EXERCISE DATA:
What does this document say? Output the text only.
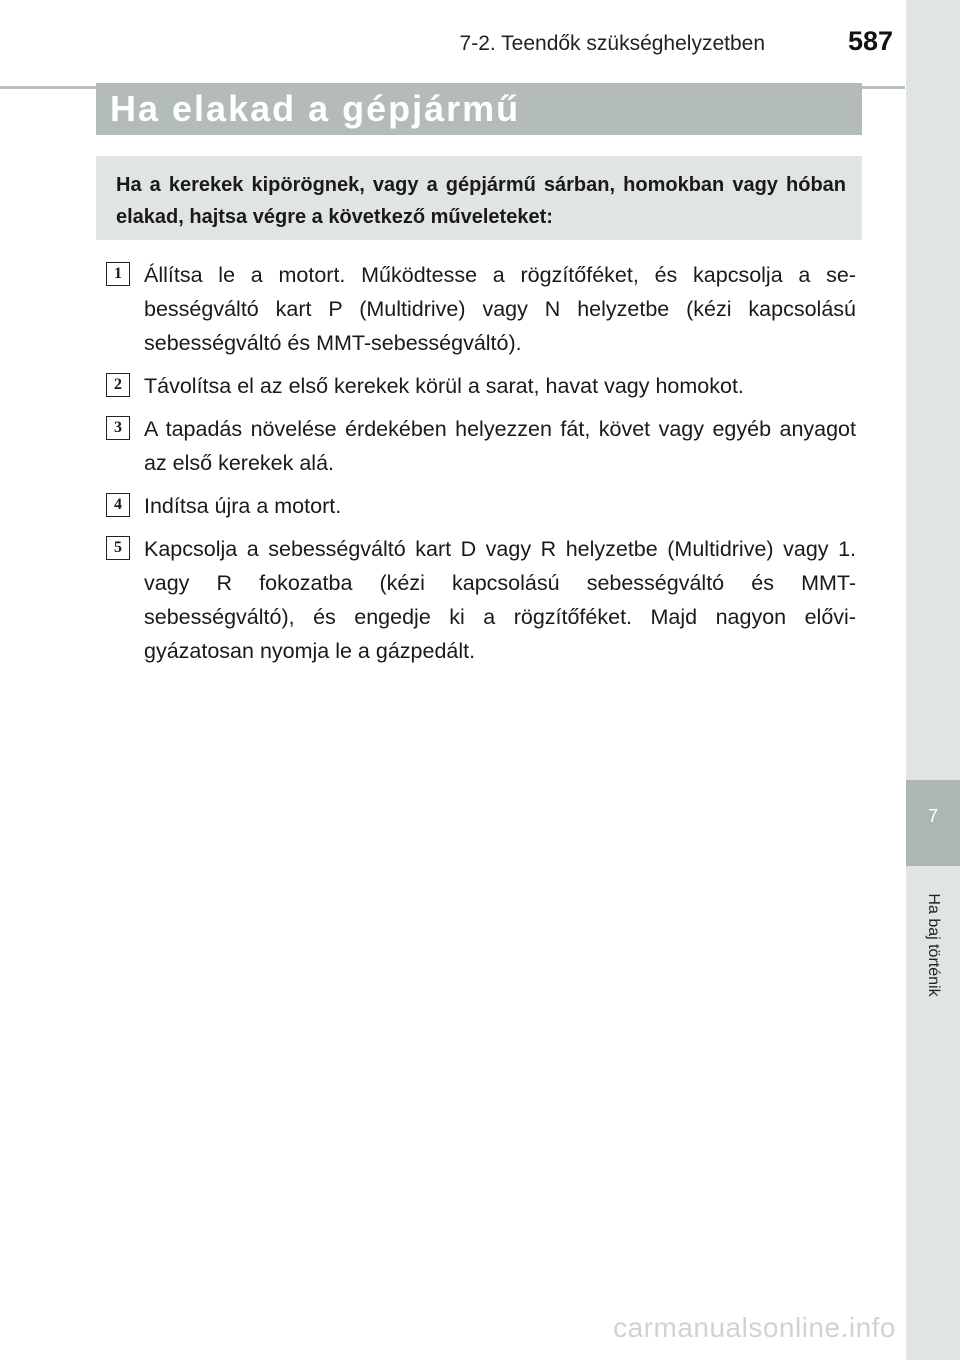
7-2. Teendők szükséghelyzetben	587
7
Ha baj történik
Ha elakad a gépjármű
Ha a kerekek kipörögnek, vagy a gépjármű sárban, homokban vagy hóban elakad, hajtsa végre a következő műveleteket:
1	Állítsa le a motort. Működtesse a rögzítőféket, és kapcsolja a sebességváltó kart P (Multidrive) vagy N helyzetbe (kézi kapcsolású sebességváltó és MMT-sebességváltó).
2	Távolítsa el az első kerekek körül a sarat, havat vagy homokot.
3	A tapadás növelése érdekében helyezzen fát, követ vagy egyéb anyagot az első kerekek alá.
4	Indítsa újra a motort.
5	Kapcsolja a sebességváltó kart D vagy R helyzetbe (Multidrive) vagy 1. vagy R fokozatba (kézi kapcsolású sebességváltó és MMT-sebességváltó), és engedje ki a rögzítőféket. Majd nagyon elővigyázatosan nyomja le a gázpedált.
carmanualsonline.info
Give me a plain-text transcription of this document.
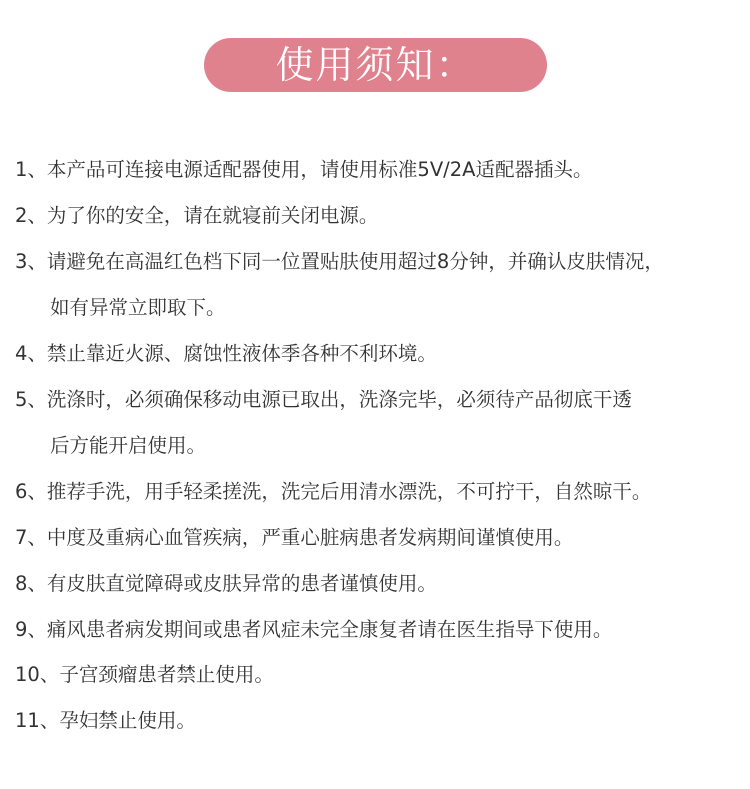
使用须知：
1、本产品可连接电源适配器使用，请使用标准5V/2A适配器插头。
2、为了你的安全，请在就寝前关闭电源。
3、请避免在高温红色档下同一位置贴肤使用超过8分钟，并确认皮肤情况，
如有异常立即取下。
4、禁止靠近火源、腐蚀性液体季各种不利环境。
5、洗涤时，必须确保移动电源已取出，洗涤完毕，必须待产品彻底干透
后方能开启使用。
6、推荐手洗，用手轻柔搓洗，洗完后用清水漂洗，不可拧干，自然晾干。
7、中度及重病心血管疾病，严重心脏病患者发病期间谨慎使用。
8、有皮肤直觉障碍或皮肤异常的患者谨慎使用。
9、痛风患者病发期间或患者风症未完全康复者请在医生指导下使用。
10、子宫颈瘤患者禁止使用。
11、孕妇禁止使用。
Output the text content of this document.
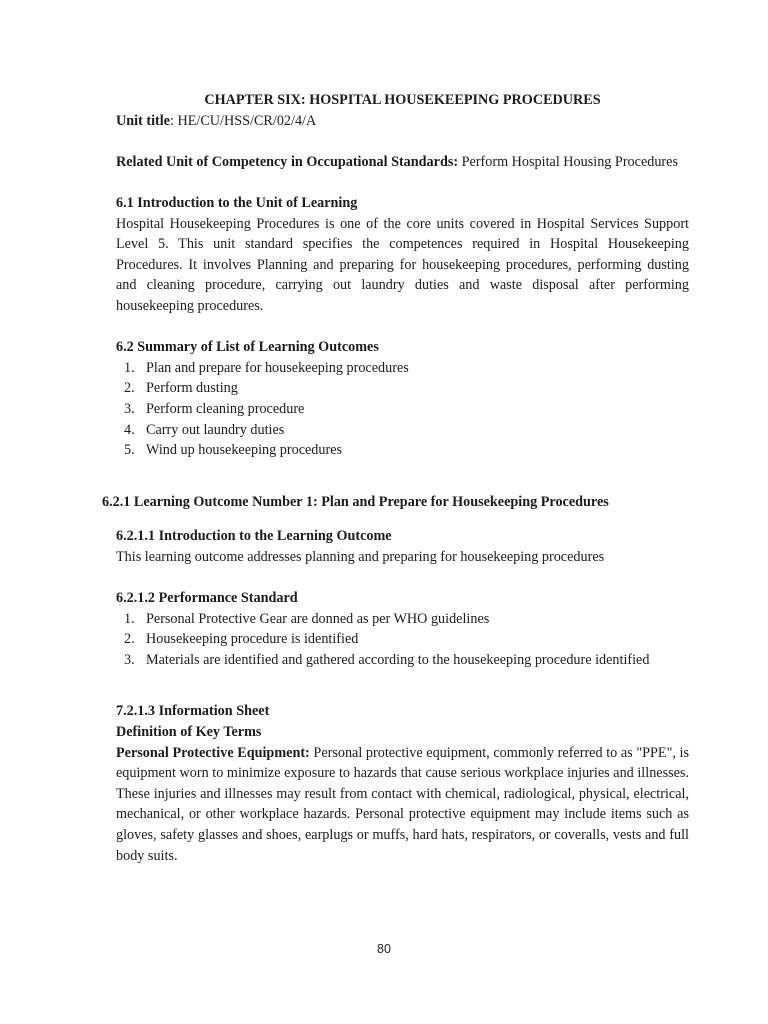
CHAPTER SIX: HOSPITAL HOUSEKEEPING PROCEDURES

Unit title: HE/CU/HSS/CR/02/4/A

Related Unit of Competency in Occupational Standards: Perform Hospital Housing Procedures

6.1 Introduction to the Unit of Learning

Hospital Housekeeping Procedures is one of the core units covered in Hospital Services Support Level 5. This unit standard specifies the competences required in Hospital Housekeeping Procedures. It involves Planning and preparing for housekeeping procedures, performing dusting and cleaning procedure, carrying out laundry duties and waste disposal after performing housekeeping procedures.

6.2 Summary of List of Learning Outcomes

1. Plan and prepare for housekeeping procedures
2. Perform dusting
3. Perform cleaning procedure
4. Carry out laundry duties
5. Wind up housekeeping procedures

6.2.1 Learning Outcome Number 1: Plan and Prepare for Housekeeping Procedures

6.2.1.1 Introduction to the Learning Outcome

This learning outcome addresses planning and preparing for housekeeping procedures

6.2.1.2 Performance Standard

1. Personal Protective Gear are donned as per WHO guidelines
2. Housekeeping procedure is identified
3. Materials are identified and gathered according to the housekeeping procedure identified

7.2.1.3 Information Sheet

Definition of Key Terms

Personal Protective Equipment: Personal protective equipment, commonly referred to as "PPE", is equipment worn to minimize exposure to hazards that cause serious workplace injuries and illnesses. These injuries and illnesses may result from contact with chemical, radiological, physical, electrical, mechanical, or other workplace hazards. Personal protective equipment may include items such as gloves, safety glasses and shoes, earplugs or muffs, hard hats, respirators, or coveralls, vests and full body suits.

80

DIRECTIONS FOR THIS TASK: Quote the material in full and exactly; do not carry over its pictures.

EXERCISE ANSWER:
What does this document say? Output the text only.
7-2. Teendők szükséghelyzetben	587
7
Ha baj történik
Ha elakad a gépjármű
Ha a kerekek kipörögnek, vagy a gépjármű sárban, homokban vagy hóban elakad, hajtsa végre a következő műveleteket:
1	Állítsa le a motort. Működtesse a rögzítőféket, és kapcsolja a sebességváltó kart P (Multidrive) vagy N helyzetbe (kézi kapcsolású sebességváltó és MMT-sebességváltó).
2	Távolítsa el az első kerekek körül a sarat, havat vagy homokot.
3	A tapadás növelése érdekében helyezzen fát, követ vagy egyéb anyagot az első kerekek alá.
4	Indítsa újra a motort.
5	Kapcsolja a sebességváltó kart D vagy R helyzetbe (Multidrive) vagy 1. vagy R fokozatba (kézi kapcsolású sebességváltó és MMT-sebességváltó), és engedje ki a rögzítőféket. Majd nagyon elővigyázatosan nyomja le a gázpedált.
carmanualsonline.info
Give me a plain-text transcription of this document.
使用须知：
1、本产品可连接电源适配器使用，请使用标准5V/2A适配器插头。
2、为了你的安全，请在就寝前关闭电源。
3、请避免在高温红色档下同一位置贴肤使用超过8分钟，并确认皮肤情况，
如有异常立即取下。
4、禁止靠近火源、腐蚀性液体季各种不利环境。
5、洗涤时，必须确保移动电源已取出，洗涤完毕，必须待产品彻底干透
后方能开启使用。
6、推荐手洗，用手轻柔搓洗，洗完后用清水漂洗，不可拧干，自然晾干。
7、中度及重病心血管疾病，严重心脏病患者发病期间谨慎使用。
8、有皮肤直觉障碍或皮肤异常的患者谨慎使用。
9、痛风患者病发期间或患者风症未完全康复者请在医生指导下使用。
10、子宫颈瘤患者禁止使用。
11、孕妇禁止使用。
Output the text content of this document.
CHAPTER SIX: HOSPITAL HOUSEKEEPING PROCEDURES

Unit title: HE/CU/HSS/CR/02/4/A

Related Unit of Competency in Occupational Standards: Perform Hospital Housing Procedures

6.1 Introduction to the Unit of Learning

Hospital Housekeeping Procedures is one of the core units covered in Hospital Services Support Level 5. This unit standard specifies the competences required in Hospital Housekeeping Procedures. It involves Planning and preparing for housekeeping procedures, performing dusting and cleaning procedure, carrying out laundry duties and waste disposal after performing housekeeping procedures.

6.2 Summary of List of Learning Outcomes

1. Plan and prepare for housekeeping procedures
2. Perform dusting
3. Perform cleaning procedure
4. Carry out laundry duties
5. Wind up housekeeping procedures

6.2.1 Learning Outcome Number 1: Plan and Prepare for Housekeeping Procedures

6.2.1.1 Introduction to the Learning Outcome

This learning outcome addresses planning and preparing for housekeeping procedures

6.2.1.2 Performance Standard

1. Personal Protective Gear are donned as per WHO guidelines
2. Housekeeping procedure is identified
3. Materials are identified and gathered according to the housekeeping procedure identified

7.2.1.3 Information Sheet

Definition of Key Terms

Personal Protective Equipment: Personal protective equipment, commonly referred to as "PPE", is equipment worn to minimize exposure to hazards that cause serious workplace injuries and illnesses. These injuries and illnesses may result from contact with chemical, radiological, physical, electrical, mechanical, or other workplace hazards. Personal protective equipment may include items such as gloves, safety glasses and shoes, earplugs or muffs, hard hats, respirators, or coveralls, vests and full body suits.

80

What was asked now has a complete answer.